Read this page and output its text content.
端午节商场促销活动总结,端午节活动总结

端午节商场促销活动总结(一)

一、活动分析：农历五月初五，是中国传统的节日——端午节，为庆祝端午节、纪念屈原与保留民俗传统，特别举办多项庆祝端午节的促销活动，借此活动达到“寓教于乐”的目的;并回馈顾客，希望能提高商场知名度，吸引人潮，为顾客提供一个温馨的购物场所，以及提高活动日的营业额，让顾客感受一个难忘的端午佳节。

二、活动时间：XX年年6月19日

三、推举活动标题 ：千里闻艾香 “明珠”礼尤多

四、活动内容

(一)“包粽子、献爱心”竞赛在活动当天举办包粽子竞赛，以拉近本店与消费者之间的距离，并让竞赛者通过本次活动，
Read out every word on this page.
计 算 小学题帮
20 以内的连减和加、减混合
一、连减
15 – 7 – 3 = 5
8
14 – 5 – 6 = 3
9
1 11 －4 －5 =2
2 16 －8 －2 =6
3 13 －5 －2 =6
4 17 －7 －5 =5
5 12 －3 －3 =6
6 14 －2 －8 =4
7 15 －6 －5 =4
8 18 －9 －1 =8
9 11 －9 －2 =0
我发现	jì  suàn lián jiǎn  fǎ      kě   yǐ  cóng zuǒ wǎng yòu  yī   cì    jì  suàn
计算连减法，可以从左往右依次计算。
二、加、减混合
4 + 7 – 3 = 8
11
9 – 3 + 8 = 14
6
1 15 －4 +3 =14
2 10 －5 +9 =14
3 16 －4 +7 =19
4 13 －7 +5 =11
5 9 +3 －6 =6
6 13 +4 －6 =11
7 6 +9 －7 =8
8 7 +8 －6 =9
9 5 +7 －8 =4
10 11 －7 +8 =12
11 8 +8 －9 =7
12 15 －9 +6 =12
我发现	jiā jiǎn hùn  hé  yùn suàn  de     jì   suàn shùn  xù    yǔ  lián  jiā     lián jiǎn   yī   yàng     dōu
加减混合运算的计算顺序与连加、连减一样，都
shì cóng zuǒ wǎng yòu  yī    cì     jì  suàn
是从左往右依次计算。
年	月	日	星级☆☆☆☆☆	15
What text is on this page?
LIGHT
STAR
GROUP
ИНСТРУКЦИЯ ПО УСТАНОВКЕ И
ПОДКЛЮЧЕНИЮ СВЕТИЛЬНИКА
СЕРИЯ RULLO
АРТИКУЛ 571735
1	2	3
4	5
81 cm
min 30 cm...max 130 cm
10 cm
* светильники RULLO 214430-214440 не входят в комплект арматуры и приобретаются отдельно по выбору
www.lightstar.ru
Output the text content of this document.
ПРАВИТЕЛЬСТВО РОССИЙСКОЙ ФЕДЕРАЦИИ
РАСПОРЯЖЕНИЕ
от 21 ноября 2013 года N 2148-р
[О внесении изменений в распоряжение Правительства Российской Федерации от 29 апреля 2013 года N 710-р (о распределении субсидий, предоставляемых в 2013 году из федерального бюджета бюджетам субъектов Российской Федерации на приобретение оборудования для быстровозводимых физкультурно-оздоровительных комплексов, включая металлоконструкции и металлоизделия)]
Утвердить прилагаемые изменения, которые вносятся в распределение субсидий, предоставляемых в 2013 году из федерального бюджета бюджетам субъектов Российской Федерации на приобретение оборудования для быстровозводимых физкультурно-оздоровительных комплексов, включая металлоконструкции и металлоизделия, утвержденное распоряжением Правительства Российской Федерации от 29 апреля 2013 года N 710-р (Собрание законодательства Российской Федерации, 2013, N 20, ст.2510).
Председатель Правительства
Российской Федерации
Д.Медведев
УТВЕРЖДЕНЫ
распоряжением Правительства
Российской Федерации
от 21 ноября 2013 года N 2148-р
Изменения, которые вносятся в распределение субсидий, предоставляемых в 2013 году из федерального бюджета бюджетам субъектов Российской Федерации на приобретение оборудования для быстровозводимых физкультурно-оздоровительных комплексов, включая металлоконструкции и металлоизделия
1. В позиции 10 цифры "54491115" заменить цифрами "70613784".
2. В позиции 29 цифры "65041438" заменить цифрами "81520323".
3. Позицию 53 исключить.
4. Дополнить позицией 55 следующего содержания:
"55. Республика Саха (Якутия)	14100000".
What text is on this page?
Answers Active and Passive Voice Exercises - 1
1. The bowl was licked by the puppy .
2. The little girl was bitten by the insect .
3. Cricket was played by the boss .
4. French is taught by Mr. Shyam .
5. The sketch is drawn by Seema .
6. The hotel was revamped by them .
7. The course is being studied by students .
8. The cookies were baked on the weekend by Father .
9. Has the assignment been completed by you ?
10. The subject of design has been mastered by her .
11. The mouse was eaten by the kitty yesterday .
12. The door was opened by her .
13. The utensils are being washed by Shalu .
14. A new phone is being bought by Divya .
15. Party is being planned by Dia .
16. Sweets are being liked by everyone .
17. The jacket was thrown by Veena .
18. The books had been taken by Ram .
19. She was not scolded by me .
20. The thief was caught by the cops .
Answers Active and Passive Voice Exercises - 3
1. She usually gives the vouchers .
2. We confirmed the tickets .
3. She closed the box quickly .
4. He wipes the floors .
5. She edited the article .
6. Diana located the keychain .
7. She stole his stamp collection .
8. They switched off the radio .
•••••
Each line that holds the word "Exercises" should be extracted from the records.

Answers Active and Passive Voice Exercises - 1
Answers Active and Passive Voice Exercises - 3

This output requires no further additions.